* BEGIN *
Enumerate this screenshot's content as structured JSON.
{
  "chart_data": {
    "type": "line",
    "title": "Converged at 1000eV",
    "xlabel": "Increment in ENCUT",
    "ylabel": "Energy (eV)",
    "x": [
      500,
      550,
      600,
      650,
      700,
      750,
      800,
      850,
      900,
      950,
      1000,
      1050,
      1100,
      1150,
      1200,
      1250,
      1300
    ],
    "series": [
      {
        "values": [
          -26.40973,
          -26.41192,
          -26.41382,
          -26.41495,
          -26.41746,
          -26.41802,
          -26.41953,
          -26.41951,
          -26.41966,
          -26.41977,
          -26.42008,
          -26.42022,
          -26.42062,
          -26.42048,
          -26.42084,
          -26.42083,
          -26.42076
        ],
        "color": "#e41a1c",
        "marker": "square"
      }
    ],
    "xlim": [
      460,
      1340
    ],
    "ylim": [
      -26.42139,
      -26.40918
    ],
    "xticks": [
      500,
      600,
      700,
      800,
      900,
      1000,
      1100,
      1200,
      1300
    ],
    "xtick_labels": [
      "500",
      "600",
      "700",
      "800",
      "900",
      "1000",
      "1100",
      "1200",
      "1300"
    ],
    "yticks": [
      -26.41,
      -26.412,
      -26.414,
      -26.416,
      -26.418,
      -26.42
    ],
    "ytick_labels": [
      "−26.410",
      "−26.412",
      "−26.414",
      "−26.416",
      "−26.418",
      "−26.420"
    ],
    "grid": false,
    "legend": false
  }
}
* END *
__Short task__.
Each line of the listing should be copied exactly.

__Result__.
Enumerate this screenshot's content as structured JSON.
{
  "chart_data": {
    "type": "line",
    "title": "Converged at 1000eV",
    "xlabel": "Increment in ENCUT",
    "ylabel": "Energy (eV)",
    "x": [
      500,
      550,
      600,
      650,
      700,
      750,
      800,
      850,
      900,
      950,
      1000,
      1050,
      1100,
      1150,
      1200,
      1250,
      1300
    ],
    "series": [
      {
        "values": [
          -26.40973,
          -26.41192,
          -26.41382,
          -26.41495,
          -26.41746,
          -26.41802,
          -26.41953,
          -26.41951,
          -26.41966,
          -26.41977,
          -26.42008,
          -26.42022,
          -26.42062,
          -26.42048,
          -26.42084,
          -26.42083,
          -26.42076
        ],
        "color": "#e41a1c",
        "marker": "square"
      }
    ],
    "xlim": [
      460,
      1340
    ],
    "ylim": [
      -26.42139,
      -26.40918
    ],
    "xticks": [
      500,
      600,
      700,
      800,
      900,
      1000,
      1100,
      1200,
      1300
    ],
    "xtick_labels": [
      "500",
      "600",
      "700",
      "800",
      "900",
      "1000",
      "1100",
      "1200",
      "1300"
    ],
    "yticks": [
      -26.41,
      -26.412,
      -26.414,
      -26.416,
      -26.418,
      -26.42
    ],
    "ytick_labels": [
      "−26.410",
      "−26.412",
      "−26.414",
      "−26.416",
      "−26.418",
      "−26.420"
    ],
    "grid": false,
    "legend": false
  }
}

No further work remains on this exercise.